### Given exercise:
Look over the lines below. Report each one that includes the string "structured".

### Material for this exercise:
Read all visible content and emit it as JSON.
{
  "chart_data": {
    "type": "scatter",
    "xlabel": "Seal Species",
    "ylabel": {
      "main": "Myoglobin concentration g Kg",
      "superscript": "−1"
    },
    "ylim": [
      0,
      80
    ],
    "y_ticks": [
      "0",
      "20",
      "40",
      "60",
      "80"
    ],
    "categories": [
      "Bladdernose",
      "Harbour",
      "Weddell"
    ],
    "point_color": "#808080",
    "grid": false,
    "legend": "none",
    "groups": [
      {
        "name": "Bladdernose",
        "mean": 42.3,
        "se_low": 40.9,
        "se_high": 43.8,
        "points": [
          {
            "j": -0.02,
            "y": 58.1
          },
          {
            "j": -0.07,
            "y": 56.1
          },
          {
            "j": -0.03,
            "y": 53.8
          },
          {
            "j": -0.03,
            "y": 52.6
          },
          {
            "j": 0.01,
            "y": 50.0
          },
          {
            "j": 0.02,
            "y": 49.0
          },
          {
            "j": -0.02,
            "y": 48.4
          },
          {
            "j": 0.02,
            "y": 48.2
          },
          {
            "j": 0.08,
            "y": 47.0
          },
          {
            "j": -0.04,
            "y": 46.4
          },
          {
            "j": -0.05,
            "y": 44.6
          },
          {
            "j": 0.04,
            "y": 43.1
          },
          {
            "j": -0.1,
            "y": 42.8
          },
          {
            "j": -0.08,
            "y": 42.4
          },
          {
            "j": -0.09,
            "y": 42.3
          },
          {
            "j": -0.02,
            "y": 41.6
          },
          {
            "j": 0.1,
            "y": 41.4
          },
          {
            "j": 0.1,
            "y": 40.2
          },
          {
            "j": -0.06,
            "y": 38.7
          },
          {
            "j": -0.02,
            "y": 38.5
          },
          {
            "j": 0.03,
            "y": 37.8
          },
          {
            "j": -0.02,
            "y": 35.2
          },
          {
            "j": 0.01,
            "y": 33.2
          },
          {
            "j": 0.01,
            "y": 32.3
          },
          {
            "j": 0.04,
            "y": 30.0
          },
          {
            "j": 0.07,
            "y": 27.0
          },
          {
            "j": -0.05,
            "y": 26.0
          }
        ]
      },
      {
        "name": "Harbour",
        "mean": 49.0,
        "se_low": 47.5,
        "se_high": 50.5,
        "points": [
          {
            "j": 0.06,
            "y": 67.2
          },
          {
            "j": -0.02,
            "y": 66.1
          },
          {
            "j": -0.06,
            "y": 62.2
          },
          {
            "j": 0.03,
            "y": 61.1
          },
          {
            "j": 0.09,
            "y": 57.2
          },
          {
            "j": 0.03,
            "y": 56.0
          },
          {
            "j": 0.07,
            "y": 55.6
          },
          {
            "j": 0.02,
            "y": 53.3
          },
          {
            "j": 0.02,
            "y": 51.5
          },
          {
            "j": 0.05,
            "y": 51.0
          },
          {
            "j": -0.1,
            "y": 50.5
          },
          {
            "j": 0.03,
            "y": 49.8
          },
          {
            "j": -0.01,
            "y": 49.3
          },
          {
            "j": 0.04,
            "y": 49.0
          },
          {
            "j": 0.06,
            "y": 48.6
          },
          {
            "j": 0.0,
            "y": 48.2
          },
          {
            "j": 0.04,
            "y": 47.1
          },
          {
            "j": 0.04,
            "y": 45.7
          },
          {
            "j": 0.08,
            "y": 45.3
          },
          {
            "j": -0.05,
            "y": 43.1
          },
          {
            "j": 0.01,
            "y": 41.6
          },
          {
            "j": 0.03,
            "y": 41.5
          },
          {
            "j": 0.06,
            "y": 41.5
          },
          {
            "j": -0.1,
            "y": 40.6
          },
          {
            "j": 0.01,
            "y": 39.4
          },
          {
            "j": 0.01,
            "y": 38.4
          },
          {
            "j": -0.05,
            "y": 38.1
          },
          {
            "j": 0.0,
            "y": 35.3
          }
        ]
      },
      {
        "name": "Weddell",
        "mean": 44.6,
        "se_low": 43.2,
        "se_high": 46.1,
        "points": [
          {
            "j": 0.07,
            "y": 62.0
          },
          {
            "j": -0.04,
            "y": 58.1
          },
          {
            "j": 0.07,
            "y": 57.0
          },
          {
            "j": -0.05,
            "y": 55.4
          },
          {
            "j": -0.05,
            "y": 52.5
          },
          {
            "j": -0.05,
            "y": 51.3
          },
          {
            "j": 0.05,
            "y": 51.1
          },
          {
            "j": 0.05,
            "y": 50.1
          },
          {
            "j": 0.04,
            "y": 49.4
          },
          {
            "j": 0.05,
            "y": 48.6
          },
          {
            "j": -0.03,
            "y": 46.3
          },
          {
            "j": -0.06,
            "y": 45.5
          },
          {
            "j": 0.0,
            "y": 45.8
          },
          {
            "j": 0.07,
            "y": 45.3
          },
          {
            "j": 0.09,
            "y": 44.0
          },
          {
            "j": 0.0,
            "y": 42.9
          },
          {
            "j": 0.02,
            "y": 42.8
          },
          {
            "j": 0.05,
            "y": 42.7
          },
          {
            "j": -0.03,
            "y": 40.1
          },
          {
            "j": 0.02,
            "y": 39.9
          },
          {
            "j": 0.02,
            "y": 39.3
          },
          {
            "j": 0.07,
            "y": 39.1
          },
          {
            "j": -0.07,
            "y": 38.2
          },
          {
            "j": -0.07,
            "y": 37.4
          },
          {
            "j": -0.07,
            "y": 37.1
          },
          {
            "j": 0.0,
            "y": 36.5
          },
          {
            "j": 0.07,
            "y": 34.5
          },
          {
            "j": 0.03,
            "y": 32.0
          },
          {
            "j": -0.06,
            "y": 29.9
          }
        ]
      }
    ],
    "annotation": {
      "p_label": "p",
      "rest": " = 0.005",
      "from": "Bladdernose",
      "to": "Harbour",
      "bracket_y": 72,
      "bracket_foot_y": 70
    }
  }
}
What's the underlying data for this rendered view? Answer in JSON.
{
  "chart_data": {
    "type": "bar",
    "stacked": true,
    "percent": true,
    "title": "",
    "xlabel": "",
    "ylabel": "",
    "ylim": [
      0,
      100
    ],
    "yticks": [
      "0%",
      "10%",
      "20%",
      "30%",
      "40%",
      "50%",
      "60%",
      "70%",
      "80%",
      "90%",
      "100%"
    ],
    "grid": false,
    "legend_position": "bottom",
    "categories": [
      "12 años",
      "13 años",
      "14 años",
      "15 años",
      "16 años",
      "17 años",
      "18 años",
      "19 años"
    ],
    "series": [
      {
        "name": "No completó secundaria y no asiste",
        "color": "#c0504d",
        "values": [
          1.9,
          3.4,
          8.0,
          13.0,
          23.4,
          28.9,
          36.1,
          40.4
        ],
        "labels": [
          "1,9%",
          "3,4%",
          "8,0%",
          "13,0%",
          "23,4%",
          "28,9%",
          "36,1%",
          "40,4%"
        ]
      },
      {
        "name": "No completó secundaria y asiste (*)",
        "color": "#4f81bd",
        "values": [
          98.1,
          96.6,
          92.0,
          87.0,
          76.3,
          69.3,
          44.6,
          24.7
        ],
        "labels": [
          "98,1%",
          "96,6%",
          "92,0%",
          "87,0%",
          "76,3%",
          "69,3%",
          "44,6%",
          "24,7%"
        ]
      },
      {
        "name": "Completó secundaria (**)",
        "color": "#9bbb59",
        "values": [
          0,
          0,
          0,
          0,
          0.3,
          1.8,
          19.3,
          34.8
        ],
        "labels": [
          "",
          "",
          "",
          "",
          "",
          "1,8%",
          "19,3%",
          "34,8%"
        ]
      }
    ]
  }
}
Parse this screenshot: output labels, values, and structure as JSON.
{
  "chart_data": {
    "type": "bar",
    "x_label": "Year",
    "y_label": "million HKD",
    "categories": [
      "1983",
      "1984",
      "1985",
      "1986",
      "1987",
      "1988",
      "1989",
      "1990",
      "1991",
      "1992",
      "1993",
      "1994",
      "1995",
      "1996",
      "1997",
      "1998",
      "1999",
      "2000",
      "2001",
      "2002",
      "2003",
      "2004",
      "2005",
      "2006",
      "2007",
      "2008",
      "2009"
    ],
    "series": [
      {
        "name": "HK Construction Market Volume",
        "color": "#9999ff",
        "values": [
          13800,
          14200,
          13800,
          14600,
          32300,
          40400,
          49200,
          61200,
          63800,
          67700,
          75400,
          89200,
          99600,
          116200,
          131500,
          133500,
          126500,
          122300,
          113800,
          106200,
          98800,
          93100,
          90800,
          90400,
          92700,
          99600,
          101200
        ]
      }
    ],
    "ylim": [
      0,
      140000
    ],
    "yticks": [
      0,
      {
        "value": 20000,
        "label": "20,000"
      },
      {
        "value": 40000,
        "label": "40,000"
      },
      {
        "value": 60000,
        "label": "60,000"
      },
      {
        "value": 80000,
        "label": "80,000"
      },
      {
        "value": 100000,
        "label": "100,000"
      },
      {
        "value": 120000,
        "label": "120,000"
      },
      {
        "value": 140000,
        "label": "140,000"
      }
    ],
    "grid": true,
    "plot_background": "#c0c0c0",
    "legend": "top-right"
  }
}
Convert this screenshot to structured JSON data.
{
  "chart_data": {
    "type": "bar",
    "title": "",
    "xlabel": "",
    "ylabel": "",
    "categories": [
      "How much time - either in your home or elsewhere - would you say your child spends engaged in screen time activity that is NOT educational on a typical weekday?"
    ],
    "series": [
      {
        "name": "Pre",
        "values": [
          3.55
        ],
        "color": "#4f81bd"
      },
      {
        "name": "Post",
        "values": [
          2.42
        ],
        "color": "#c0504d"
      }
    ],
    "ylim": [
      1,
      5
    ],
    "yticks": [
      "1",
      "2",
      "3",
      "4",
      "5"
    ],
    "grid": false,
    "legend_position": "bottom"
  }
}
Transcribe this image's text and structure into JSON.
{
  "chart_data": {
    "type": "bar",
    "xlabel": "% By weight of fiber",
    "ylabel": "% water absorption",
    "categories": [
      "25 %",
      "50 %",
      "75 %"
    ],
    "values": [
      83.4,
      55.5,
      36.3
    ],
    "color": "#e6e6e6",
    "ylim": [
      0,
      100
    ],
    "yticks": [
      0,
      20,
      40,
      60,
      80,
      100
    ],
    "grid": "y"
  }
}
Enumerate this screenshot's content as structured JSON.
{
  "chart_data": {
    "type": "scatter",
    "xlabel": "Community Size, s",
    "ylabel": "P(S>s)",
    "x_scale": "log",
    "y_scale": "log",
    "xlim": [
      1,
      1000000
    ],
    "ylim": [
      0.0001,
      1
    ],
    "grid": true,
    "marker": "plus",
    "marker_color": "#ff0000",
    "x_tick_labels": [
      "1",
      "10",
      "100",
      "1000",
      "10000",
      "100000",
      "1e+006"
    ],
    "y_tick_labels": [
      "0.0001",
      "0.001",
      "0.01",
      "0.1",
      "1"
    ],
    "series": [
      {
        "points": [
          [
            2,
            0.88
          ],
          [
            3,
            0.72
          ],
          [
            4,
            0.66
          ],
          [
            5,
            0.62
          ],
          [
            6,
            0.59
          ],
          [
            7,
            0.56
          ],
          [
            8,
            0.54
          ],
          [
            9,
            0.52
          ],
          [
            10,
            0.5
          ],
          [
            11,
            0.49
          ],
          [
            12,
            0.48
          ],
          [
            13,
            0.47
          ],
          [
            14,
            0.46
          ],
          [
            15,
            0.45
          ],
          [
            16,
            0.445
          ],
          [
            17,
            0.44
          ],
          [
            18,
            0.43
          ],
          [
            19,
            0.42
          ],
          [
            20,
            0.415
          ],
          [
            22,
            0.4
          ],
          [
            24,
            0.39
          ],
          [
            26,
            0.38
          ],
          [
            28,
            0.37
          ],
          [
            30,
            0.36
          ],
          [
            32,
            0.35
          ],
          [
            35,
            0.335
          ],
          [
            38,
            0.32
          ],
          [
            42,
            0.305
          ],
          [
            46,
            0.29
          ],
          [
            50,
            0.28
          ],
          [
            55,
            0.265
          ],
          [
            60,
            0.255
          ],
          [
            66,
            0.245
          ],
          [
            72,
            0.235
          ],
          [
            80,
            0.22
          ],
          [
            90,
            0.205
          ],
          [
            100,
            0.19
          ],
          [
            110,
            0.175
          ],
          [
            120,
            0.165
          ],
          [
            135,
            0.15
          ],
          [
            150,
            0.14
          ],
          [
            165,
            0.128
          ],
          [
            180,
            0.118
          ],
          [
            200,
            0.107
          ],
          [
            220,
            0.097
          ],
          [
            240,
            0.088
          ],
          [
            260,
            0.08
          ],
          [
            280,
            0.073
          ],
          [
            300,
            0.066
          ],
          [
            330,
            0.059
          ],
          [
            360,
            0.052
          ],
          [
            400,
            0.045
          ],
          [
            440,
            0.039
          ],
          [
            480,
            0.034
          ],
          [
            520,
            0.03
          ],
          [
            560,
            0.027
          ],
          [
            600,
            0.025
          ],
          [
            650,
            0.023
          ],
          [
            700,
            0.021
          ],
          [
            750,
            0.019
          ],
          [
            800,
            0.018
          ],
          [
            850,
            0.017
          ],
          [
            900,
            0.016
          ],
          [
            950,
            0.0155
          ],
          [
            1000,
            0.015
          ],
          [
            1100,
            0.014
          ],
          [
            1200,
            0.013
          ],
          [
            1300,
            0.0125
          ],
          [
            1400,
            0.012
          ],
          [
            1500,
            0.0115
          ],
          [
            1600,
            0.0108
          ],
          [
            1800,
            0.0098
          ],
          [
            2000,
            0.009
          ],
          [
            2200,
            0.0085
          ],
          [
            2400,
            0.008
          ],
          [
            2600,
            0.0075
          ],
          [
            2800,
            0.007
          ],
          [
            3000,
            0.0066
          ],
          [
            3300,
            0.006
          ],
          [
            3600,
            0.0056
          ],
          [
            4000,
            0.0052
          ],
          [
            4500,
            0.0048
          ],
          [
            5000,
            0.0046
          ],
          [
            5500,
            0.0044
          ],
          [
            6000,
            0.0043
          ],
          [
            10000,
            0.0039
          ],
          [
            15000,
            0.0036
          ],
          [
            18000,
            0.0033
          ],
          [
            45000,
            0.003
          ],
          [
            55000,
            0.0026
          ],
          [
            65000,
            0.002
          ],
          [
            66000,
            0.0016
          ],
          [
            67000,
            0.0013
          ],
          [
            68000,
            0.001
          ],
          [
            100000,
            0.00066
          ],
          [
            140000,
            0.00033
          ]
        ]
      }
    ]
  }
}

### Task output:
Convert this screenshot to structured JSON data.
Enumerate this screenshot's content as structured JSON.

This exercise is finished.